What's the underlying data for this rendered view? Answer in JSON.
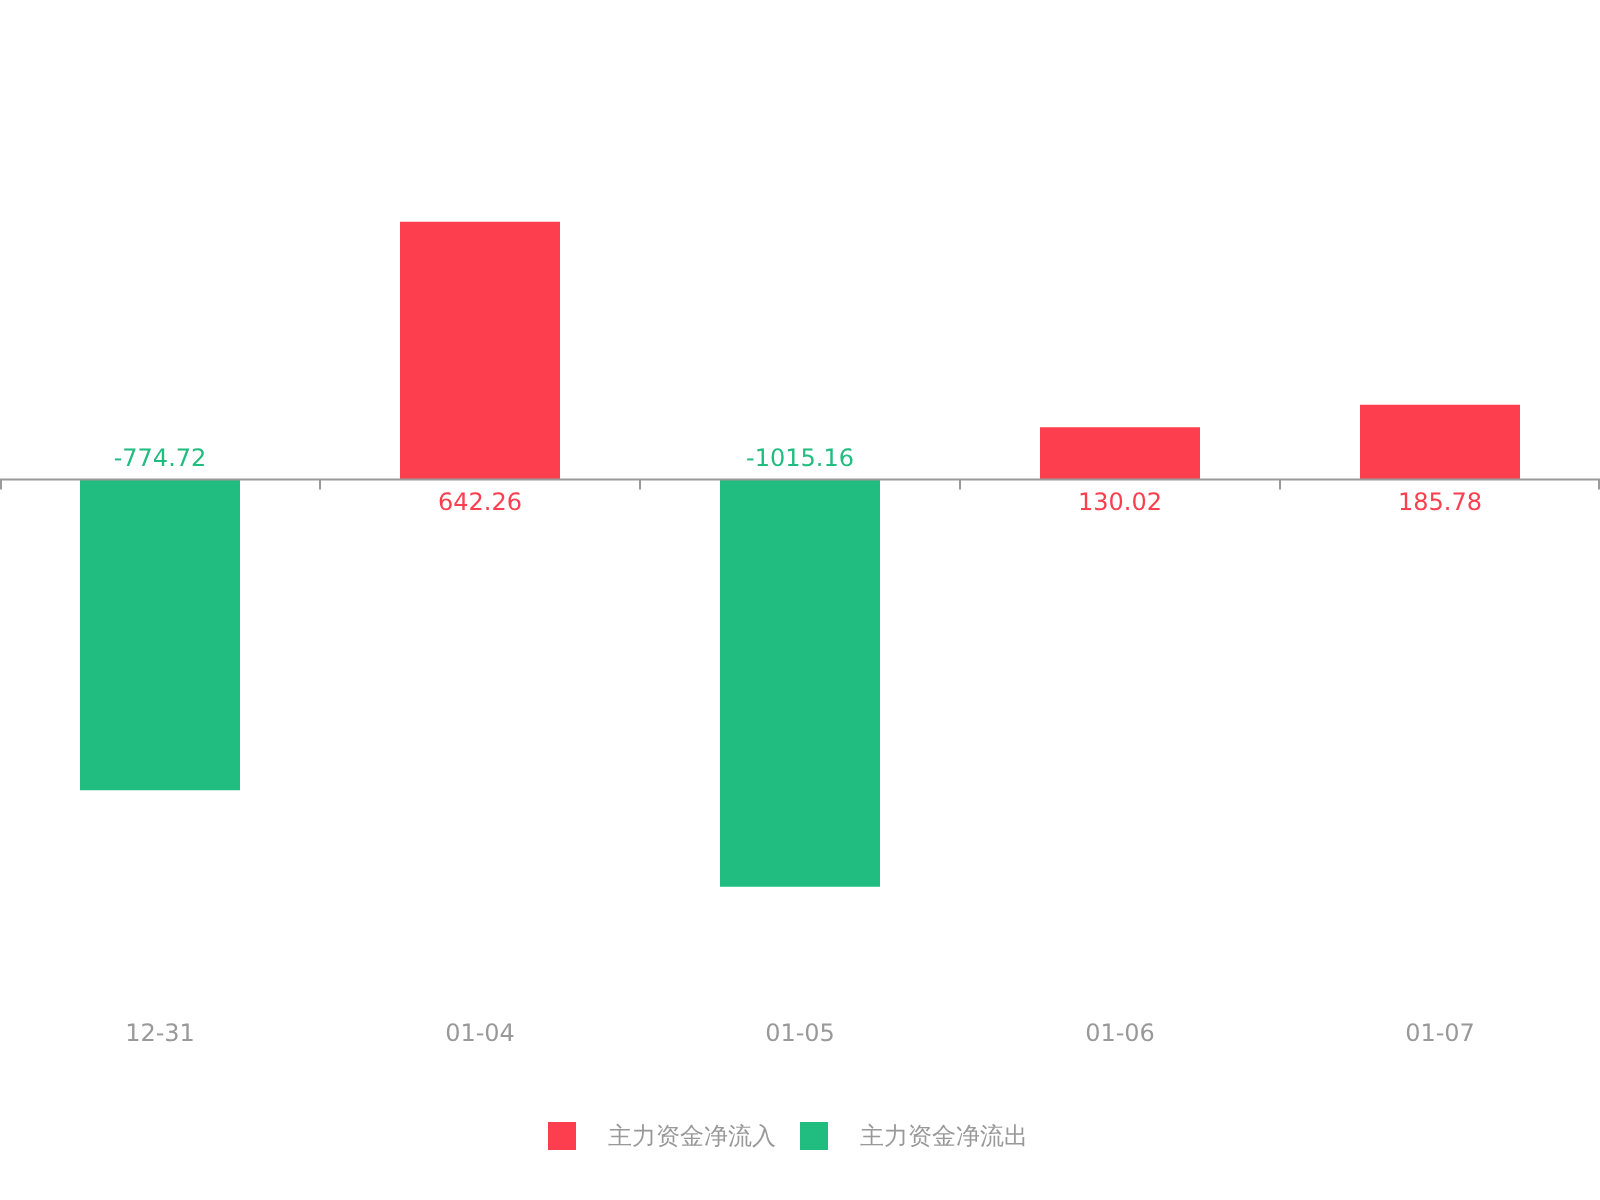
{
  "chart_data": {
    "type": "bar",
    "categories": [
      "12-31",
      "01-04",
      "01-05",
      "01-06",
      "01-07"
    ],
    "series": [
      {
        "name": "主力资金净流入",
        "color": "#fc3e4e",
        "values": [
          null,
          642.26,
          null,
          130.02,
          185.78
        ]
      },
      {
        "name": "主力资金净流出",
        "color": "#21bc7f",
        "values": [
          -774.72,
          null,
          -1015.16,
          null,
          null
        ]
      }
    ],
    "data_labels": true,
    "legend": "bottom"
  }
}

__TASK TO COMPLETE__
Pictures stay out of the copy; please restate every record above exactly.

__THE RESULT__
What's the underlying data for this rendered view? Answer in JSON.
{
  "chart_data": {
    "type": "bar",
    "categories": [
      "12-31",
      "01-04",
      "01-05",
      "01-06",
      "01-07"
    ],
    "series": [
      {
        "name": "主力资金净流入",
        "color": "#fc3e4e",
        "values": [
          null,
          642.26,
          null,
          130.02,
          185.78
        ]
      },
      {
        "name": "主力资金净流出",
        "color": "#21bc7f",
        "values": [
          -774.72,
          null,
          -1015.16,
          null,
          null
        ]
      }
    ],
    "data_labels": true,
    "legend": "bottom"
  }
}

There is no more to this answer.